═══ AVAILABLE DATA

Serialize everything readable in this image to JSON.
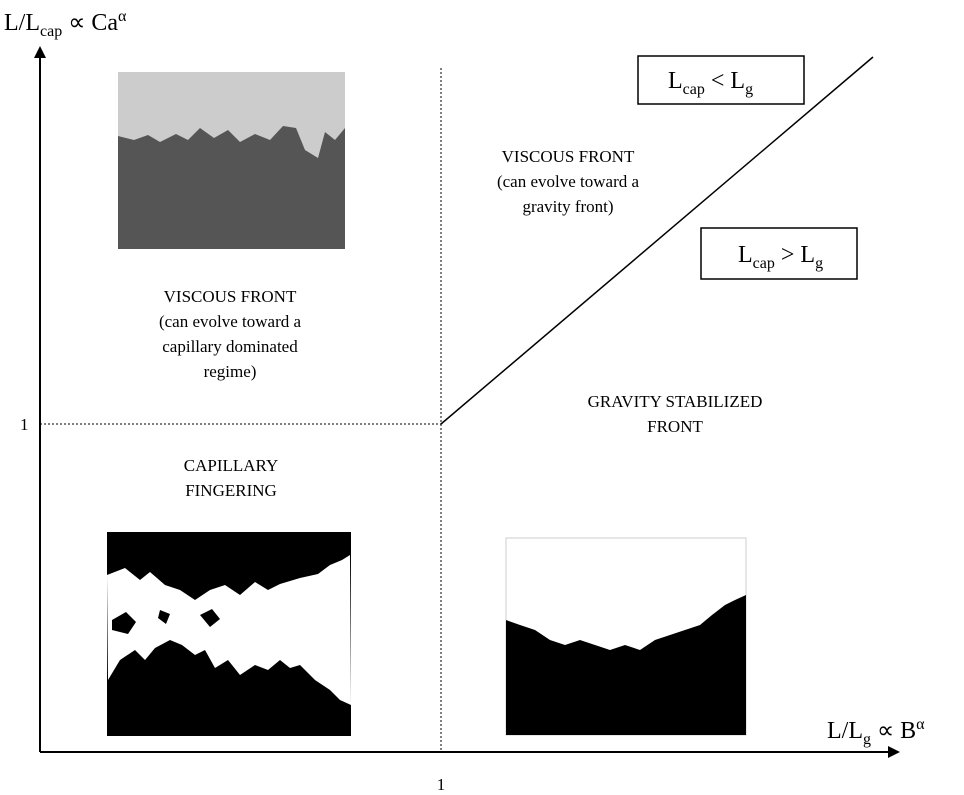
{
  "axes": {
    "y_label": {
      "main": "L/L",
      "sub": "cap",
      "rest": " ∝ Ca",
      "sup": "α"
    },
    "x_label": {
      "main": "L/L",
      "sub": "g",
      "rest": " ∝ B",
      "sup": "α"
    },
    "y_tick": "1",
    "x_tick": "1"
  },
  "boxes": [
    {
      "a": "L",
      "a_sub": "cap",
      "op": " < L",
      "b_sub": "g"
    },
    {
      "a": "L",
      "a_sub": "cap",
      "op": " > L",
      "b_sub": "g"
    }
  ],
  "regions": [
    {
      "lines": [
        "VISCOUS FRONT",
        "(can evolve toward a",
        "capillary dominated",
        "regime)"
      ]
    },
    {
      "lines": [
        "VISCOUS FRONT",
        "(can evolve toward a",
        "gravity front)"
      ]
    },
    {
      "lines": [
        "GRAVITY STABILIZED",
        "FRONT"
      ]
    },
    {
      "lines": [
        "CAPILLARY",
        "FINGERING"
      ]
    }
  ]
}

══════

## WORK TO BE COMPLETED
Leave the pictures out and reproduce each record exactly as written.

## EXPECTED ANSWER
Serialize everything readable in this image to JSON.
{
  "axes": {
    "y_label": {
      "main": "L/L",
      "sub": "cap",
      "rest": " ∝ Ca",
      "sup": "α"
    },
    "x_label": {
      "main": "L/L",
      "sub": "g",
      "rest": " ∝ B",
      "sup": "α"
    },
    "y_tick": "1",
    "x_tick": "1"
  },
  "boxes": [
    {
      "a": "L",
      "a_sub": "cap",
      "op": " < L",
      "b_sub": "g"
    },
    {
      "a": "L",
      "a_sub": "cap",
      "op": " > L",
      "b_sub": "g"
    }
  ],
  "regions": [
    {
      "lines": [
        "VISCOUS FRONT",
        "(can evolve toward a",
        "capillary dominated",
        "regime)"
      ]
    },
    {
      "lines": [
        "VISCOUS FRONT",
        "(can evolve toward a",
        "gravity front)"
      ]
    },
    {
      "lines": [
        "GRAVITY STABILIZED",
        "FRONT"
      ]
    },
    {
      "lines": [
        "CAPILLARY",
        "FINGERING"
      ]
    }
  ]
}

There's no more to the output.